SHORT TASK :: Collect all lines from the records below that include the word "ආයතන".

ENTRIES PROVIDED ::
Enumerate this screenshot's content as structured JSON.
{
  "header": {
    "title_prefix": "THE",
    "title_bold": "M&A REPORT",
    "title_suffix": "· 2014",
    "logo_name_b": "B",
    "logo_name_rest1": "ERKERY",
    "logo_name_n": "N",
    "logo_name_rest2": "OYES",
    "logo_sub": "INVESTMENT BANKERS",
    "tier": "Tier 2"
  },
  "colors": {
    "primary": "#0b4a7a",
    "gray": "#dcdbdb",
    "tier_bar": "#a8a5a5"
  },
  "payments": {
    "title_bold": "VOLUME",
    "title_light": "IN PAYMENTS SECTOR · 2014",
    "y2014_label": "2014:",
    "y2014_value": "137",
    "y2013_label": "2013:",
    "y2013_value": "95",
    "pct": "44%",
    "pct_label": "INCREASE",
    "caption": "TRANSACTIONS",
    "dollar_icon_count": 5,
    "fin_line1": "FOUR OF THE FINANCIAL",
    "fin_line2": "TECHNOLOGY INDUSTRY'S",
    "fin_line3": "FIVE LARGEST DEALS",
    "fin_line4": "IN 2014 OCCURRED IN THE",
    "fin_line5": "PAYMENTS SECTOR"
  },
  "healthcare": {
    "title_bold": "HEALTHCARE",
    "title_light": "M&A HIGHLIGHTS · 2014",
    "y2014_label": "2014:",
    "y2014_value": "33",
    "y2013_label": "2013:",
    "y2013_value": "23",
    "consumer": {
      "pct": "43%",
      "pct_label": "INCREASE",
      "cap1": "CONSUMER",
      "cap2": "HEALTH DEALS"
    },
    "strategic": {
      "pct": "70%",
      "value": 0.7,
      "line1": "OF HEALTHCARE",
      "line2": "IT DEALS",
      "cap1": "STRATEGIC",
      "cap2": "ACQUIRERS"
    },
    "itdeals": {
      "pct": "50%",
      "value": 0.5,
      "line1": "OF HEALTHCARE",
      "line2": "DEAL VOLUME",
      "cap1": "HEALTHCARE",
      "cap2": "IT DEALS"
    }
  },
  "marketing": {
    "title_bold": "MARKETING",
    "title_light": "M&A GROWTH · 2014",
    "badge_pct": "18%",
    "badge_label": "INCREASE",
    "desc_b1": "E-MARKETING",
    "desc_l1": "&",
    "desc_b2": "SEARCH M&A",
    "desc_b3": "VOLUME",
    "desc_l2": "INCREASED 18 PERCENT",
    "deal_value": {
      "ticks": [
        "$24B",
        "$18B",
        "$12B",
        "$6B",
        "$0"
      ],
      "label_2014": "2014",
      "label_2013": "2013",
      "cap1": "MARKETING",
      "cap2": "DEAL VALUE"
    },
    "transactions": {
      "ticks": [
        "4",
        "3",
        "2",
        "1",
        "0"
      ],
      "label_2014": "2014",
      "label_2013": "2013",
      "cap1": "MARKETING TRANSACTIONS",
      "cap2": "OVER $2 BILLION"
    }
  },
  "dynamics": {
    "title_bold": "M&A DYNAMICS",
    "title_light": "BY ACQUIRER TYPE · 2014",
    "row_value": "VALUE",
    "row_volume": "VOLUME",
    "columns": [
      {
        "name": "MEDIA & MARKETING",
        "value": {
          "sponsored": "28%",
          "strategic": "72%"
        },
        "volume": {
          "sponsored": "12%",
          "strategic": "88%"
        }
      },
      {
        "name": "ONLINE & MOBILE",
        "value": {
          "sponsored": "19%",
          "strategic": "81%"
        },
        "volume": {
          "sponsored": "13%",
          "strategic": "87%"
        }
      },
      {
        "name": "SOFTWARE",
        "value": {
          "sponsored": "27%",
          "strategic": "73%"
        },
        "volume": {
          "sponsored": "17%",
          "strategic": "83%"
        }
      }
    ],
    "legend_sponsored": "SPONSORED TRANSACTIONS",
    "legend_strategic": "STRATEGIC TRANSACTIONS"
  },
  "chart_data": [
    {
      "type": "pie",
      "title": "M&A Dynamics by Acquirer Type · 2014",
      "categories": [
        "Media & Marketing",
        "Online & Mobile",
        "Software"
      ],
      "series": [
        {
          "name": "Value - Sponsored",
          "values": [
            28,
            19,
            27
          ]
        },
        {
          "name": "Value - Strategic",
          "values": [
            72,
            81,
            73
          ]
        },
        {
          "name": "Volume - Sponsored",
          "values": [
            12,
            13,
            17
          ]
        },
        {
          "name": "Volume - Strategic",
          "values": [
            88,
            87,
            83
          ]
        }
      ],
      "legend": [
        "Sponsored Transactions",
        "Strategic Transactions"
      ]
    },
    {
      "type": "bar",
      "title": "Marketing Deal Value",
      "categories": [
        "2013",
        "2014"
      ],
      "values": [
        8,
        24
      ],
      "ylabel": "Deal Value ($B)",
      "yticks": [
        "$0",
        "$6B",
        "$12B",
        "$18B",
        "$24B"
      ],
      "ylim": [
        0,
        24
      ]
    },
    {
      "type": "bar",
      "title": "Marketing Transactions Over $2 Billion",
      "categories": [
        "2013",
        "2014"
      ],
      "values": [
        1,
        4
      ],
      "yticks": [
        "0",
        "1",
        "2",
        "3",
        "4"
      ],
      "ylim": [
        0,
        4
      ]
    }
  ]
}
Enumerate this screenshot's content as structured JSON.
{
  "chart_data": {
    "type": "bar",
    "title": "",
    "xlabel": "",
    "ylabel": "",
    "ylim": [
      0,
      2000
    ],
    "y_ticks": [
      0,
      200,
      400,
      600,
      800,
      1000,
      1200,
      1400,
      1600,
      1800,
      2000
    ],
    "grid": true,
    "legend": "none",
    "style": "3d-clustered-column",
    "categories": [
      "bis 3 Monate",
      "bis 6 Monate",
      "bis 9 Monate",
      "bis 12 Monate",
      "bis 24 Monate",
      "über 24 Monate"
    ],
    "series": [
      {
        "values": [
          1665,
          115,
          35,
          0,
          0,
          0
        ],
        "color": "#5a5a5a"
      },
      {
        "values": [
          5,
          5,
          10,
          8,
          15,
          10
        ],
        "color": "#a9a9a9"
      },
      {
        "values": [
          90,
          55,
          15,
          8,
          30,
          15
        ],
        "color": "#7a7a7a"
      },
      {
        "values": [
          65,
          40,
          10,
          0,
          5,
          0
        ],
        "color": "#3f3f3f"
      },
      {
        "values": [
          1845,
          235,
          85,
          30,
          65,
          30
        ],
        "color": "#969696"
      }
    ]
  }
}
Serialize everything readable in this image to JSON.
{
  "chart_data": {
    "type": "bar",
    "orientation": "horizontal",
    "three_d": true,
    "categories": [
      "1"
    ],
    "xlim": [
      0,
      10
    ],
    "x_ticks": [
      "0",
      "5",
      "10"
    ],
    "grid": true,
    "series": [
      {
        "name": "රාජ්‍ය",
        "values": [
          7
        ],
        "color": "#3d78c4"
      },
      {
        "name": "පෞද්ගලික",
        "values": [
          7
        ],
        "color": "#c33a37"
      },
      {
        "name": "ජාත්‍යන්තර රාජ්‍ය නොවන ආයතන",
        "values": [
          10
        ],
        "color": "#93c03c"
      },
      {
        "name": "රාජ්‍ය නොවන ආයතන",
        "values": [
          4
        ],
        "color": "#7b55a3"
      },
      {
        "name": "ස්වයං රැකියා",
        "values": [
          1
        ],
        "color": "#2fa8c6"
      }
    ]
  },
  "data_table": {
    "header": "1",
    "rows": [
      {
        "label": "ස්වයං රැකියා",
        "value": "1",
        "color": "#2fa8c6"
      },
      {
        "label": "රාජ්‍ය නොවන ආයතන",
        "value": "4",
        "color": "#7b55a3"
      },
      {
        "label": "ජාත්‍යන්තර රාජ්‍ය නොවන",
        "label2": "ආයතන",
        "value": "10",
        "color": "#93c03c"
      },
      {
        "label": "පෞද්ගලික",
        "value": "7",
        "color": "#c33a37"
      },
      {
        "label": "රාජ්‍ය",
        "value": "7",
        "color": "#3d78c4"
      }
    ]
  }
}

COMPLETE ANSWER ::
        "name": "ජාත්‍යන්තර රාජ්‍ය නොවන ආයතන",
        "name": "රාජ්‍ය නොවන ආයතන",
        "label": "රාජ්‍ය නොවන ආයතන",
        "label2": "ආයතන",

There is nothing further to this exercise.